AIM OF THE EXERCISE:
Copy all lines holding the word "JSON" from the entries.

··· DATA SUPPLIED

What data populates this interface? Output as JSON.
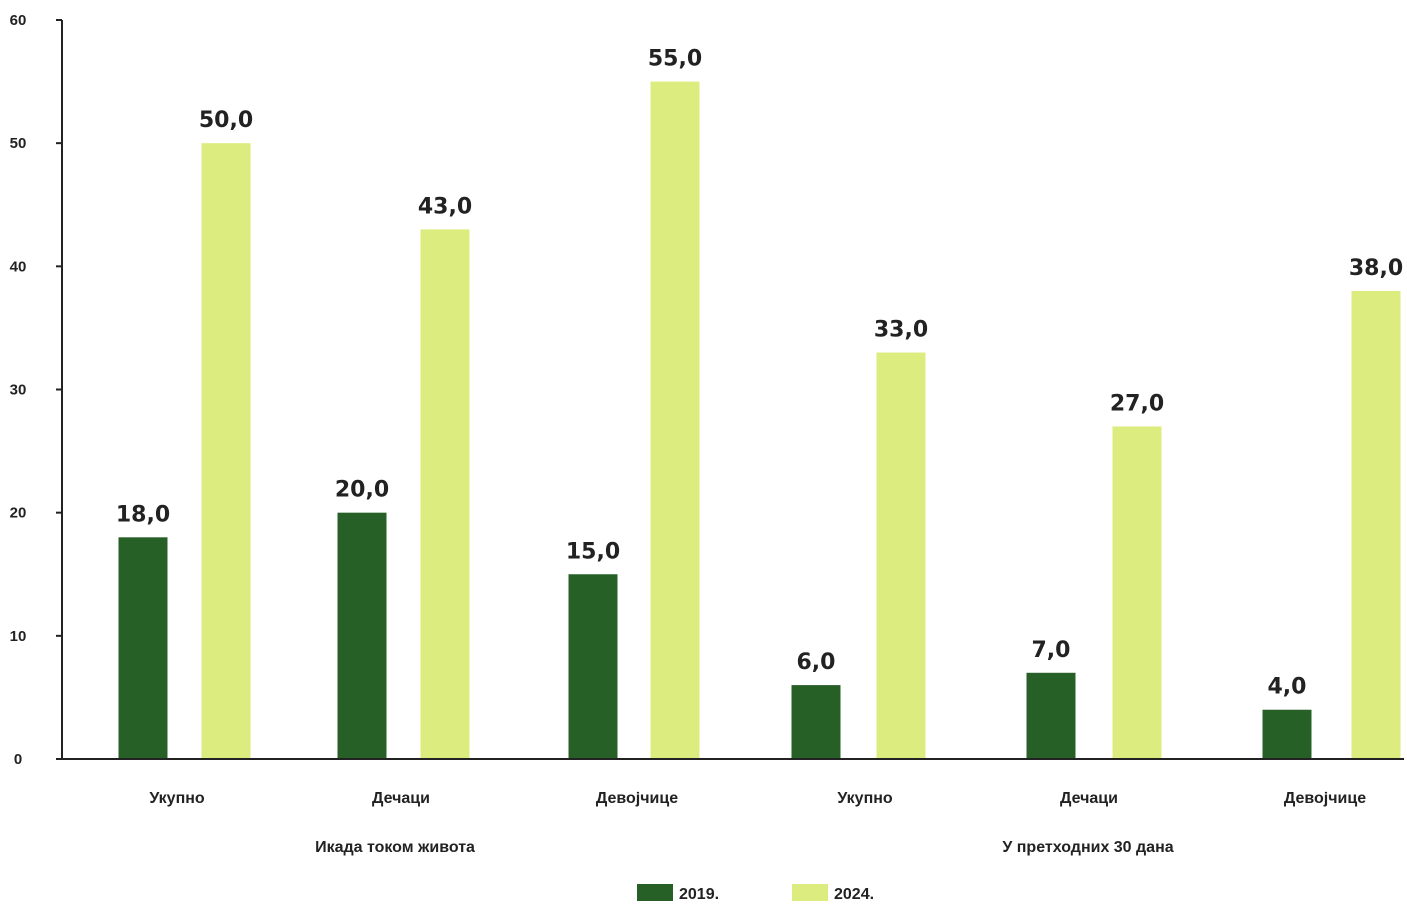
{
  "chart_data": {
    "type": "bar",
    "categories": [
      "Укупно",
      "Дечаци",
      "Девојчице",
      "Укупно",
      "Дечаци",
      "Девојчице"
    ],
    "groups": [
      {
        "label": "Икада током живота",
        "categories": [
          0,
          1,
          2
        ]
      },
      {
        "label": "У претходних 30 дана",
        "categories": [
          3,
          4,
          5
        ]
      }
    ],
    "series": [
      {
        "name": "2019.",
        "color": "#276027",
        "values": [
          18.0,
          20.0,
          15.0,
          6.0,
          7.0,
          4.0
        ],
        "value_labels": [
          "18,0",
          "20,0",
          "15,0",
          "6,0",
          "7,0",
          "4,0"
        ]
      },
      {
        "name": "2024.",
        "color": "#dcec7e",
        "values": [
          50.0,
          43.0,
          55.0,
          33.0,
          27.0,
          38.0
        ],
        "value_labels": [
          "50,0",
          "43,0",
          "55,0",
          "33,0",
          "27,0",
          "38,0"
        ]
      }
    ],
    "y_ticks": [
      "0",
      "10",
      "20",
      "30",
      "40",
      "50",
      "60"
    ],
    "ylim": [
      0,
      60
    ],
    "title": "",
    "xlabel": "",
    "ylabel": "",
    "grid": false,
    "legend_position": "bottom-center"
  }
}
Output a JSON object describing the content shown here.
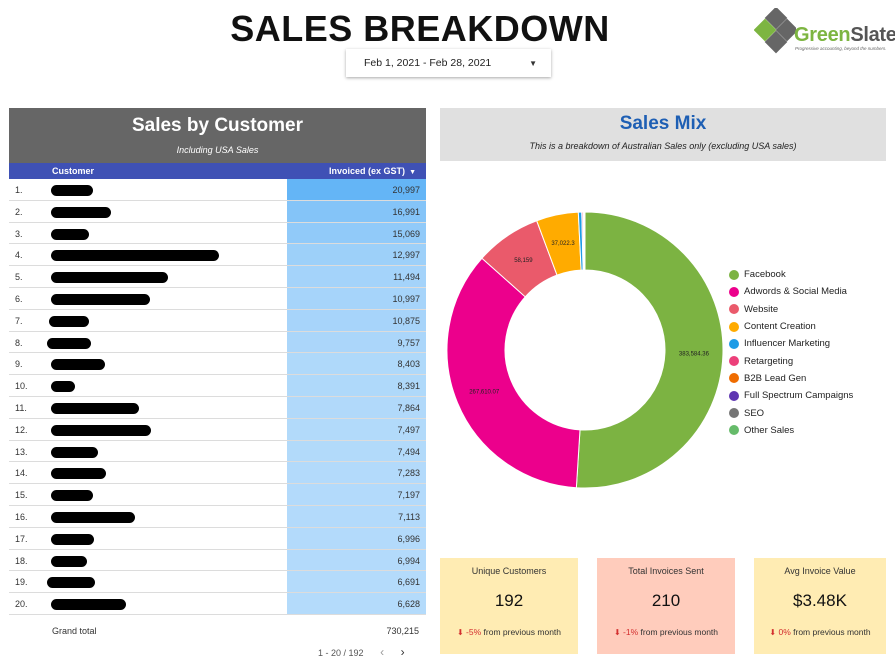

······

EXERCISE SOLUTION:
What data populates this interface? Output as JSON.
Output a JSON object describing the content shown here.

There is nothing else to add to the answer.